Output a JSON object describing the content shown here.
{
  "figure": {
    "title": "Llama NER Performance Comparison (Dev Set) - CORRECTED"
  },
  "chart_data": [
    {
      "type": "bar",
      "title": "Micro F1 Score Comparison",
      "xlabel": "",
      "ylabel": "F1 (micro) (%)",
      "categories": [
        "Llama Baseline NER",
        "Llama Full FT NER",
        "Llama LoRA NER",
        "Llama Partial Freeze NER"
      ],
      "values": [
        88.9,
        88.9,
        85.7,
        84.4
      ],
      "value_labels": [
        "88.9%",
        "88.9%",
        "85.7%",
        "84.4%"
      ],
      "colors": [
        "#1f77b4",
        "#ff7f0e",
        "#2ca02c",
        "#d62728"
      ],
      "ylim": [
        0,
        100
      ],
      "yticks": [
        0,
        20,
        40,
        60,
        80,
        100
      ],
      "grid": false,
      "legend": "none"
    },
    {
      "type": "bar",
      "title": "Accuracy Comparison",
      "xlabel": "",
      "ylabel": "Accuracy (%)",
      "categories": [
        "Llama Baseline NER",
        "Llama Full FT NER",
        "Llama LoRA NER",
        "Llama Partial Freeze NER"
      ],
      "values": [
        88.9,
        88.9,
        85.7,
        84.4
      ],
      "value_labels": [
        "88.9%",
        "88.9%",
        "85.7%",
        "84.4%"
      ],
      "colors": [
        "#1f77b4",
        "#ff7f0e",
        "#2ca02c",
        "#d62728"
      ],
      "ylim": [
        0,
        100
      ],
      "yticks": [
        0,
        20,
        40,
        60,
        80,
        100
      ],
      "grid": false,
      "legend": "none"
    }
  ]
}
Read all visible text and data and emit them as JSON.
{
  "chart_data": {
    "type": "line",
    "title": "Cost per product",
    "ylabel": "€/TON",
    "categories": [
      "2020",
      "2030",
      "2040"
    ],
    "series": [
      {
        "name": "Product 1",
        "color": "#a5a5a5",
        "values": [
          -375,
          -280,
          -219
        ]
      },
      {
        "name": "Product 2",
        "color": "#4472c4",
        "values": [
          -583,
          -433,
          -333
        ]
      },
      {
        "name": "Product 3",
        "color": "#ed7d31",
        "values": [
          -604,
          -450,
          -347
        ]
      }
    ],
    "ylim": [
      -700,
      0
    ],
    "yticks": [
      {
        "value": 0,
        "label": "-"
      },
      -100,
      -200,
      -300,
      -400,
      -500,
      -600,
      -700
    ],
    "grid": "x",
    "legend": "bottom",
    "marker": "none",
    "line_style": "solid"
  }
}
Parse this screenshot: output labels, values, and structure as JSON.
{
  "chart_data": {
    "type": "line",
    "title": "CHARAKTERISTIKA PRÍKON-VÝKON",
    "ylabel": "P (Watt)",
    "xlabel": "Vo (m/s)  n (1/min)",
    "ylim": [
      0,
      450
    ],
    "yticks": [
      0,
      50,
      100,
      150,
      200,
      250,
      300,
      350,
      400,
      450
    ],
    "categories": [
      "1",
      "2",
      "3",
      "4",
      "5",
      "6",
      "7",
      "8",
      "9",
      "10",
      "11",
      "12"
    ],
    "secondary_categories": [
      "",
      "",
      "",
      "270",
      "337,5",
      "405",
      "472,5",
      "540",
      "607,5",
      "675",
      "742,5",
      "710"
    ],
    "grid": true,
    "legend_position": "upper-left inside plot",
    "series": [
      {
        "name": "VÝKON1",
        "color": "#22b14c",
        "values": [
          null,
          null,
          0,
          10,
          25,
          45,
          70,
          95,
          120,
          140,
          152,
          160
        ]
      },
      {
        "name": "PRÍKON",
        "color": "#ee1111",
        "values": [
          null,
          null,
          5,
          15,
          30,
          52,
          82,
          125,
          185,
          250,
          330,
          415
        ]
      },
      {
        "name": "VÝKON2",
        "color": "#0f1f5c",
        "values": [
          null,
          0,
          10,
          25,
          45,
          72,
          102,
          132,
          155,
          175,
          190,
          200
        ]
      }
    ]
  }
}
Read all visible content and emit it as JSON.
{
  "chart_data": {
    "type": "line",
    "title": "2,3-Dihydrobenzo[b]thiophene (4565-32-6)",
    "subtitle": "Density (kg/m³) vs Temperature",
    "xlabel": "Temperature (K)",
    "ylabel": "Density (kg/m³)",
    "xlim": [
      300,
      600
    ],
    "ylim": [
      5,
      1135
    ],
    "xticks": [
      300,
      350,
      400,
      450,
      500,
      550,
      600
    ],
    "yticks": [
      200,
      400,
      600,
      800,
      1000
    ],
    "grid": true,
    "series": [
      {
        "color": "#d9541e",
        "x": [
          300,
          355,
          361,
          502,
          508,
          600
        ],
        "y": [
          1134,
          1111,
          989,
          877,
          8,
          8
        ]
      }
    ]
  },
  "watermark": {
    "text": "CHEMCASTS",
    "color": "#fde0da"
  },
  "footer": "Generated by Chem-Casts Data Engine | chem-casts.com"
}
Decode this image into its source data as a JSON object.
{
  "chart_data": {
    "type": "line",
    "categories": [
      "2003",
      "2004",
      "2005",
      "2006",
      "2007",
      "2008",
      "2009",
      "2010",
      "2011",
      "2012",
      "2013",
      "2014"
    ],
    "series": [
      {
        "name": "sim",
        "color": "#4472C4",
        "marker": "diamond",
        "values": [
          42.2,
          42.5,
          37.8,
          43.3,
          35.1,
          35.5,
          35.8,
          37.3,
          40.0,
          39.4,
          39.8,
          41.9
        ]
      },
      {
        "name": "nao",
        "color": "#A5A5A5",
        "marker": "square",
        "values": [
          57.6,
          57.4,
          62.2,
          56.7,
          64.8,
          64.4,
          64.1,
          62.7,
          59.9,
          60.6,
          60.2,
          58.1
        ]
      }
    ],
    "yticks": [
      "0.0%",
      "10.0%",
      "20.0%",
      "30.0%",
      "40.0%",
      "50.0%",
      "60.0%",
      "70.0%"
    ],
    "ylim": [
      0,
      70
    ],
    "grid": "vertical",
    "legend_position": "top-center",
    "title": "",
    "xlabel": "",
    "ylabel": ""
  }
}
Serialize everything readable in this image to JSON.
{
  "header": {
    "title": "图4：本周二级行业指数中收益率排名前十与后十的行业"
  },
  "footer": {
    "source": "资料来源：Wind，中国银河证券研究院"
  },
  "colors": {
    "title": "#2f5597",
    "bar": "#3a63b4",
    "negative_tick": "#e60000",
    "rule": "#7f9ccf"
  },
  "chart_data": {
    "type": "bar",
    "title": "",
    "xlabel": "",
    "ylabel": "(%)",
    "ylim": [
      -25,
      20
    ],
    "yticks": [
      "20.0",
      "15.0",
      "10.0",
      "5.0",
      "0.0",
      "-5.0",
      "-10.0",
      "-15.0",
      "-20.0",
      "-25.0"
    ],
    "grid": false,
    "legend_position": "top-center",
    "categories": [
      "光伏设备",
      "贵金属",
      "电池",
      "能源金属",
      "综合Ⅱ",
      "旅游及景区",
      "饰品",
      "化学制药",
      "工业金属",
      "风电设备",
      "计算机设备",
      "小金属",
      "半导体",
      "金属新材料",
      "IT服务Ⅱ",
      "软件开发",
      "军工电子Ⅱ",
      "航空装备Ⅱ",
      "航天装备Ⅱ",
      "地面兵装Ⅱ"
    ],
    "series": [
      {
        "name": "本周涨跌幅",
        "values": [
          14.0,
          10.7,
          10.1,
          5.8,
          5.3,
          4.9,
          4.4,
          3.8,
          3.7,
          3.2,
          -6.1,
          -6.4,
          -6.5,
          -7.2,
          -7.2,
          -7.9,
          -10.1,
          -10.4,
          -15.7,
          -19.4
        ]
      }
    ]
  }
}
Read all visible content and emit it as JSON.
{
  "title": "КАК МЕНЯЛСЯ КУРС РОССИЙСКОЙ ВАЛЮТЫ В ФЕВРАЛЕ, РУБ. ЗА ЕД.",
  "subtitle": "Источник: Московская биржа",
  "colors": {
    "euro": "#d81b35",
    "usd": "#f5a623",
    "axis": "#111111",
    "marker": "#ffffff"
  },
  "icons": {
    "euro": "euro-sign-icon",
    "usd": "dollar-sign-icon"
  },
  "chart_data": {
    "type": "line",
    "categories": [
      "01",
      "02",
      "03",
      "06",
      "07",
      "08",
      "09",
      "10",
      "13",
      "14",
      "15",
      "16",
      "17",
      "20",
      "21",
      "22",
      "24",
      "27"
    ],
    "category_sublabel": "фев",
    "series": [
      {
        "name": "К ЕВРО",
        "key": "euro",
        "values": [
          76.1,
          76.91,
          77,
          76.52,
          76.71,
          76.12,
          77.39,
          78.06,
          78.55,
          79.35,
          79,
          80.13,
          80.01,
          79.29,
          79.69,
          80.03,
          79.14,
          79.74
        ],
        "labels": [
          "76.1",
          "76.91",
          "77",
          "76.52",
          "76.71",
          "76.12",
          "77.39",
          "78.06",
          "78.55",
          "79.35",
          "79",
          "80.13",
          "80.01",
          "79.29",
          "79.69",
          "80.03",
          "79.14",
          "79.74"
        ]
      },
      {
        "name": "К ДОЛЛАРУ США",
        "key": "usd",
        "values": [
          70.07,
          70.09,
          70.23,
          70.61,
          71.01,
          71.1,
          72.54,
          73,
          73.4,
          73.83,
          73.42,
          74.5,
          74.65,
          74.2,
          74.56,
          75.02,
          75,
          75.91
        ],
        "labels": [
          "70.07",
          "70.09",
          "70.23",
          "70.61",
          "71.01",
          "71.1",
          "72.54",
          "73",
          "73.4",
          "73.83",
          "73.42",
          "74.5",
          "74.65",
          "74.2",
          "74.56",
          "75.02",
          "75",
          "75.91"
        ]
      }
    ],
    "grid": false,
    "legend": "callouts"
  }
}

> _Requirement_:
Gather each line in the entries above where the string "marker" is found.

> _Exercise response_:
    "marker": "none",
        "marker": "diamond",
        "marker": "square",
    "marker": "#ffffff"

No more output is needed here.